Strip the pictures and reproduce the rest of the listing exactly.

Input records:

-- BEGIN --

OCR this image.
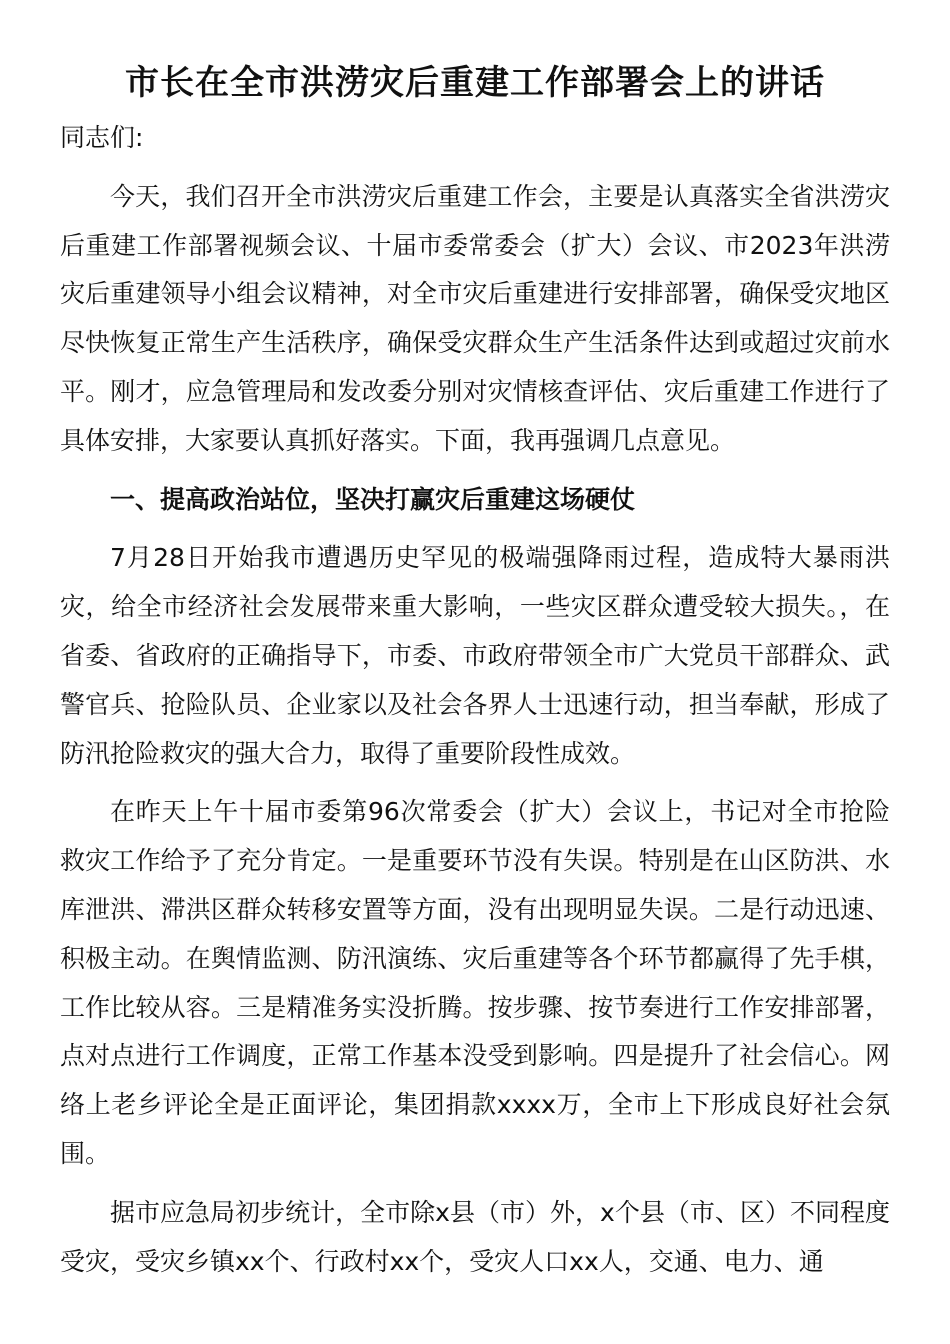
市长在全市洪涝灾后重建工作部署会上的讲话

同志们:

今天，我们召开全市洪涝灾后重建工作会，主要是认真落实全省洪涝灾后重建工作部署视频会议、十届市委常委会（扩大）会议、市2023年洪涝灾后重建领导小组会议精神，对全市灾后重建进行安排部署，确保受灾地区尽快恢复正常生产生活秩序，确保受灾群众生产生活条件达到或超过灾前水平。刚才，应急管理局和发改委分别对灾情核查评估、灾后重建工作进行了具体安排，大家要认真抓好落实。下面，我再强调几点意见。

一、提高政治站位，坚决打赢灾后重建这场硬仗

7月28日开始我市遭遇历史罕见的极端强降雨过程，造成特大暴雨洪灾，给全市经济社会发展带来重大影响，一些灾区群众遭受较大损失。，在省委、省政府的正确指导下，市委、市政府带领全市广大党员干部群众、武警官兵、抢险队员、企业家以及社会各界人士迅速行动，担当奉献，形成了防汛抢险救灾的强大合力，取得了重要阶段性成效。

在昨天上午十届市委第96次常委会（扩大）会议上，书记对全市抢险救灾工作给予了充分肯定。一是重要环节没有失误。特别是在山区防洪、水库泄洪、滞洪区群众转移安置等方面，没有出现明显失误。二是行动迅速、积极主动。在舆情监测、防汛演练、灾后重建等各个环节都赢得了先手棋，工作比较从容。三是精准务实没折腾。按步骤、按节奏进行工作安排部署，点对点进行工作调度，正常工作基本没受到影响。四是提升了社会信心。网络上老乡评论全是正面评论，集团捐款xxxx万，全市上下形成良好社会氛围。

据市应急局初步统计，全市除x县（市）外，x个县（市、区）不同程度受灾，受灾乡镇xx个、行政村xx个，受灾人口xx人，交通、电力、通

-- END --

Exercise answer:
OCR this image.
市长在全市洪涝灾后重建工作部署会上的讲话

同志们:

今天，我们召开全市洪涝灾后重建工作会，主要是认真落实全省洪涝灾后重建工作部署视频会议、十届市委常委会（扩大）会议、市2023年洪涝灾后重建领导小组会议精神，对全市灾后重建进行安排部署，确保受灾地区尽快恢复正常生产生活秩序，确保受灾群众生产生活条件达到或超过灾前水平。刚才，应急管理局和发改委分别对灾情核查评估、灾后重建工作进行了具体安排，大家要认真抓好落实。下面，我再强调几点意见。

一、提高政治站位，坚决打赢灾后重建这场硬仗

7月28日开始我市遭遇历史罕见的极端强降雨过程，造成特大暴雨洪灾，给全市经济社会发展带来重大影响，一些灾区群众遭受较大损失。，在省委、省政府的正确指导下，市委、市政府带领全市广大党员干部群众、武警官兵、抢险队员、企业家以及社会各界人士迅速行动，担当奉献，形成了防汛抢险救灾的强大合力，取得了重要阶段性成效。

在昨天上午十届市委第96次常委会（扩大）会议上，书记对全市抢险救灾工作给予了充分肯定。一是重要环节没有失误。特别是在山区防洪、水库泄洪、滞洪区群众转移安置等方面，没有出现明显失误。二是行动迅速、积极主动。在舆情监测、防汛演练、灾后重建等各个环节都赢得了先手棋，工作比较从容。三是精准务实没折腾。按步骤、按节奏进行工作安排部署，点对点进行工作调度，正常工作基本没受到影响。四是提升了社会信心。网络上老乡评论全是正面评论，集团捐款xxxx万，全市上下形成良好社会氛围。

据市应急局初步统计，全市除x县（市）外，x个县（市、区）不同程度受灾，受灾乡镇xx个、行政村xx个，受灾人口xx人，交通、电力、通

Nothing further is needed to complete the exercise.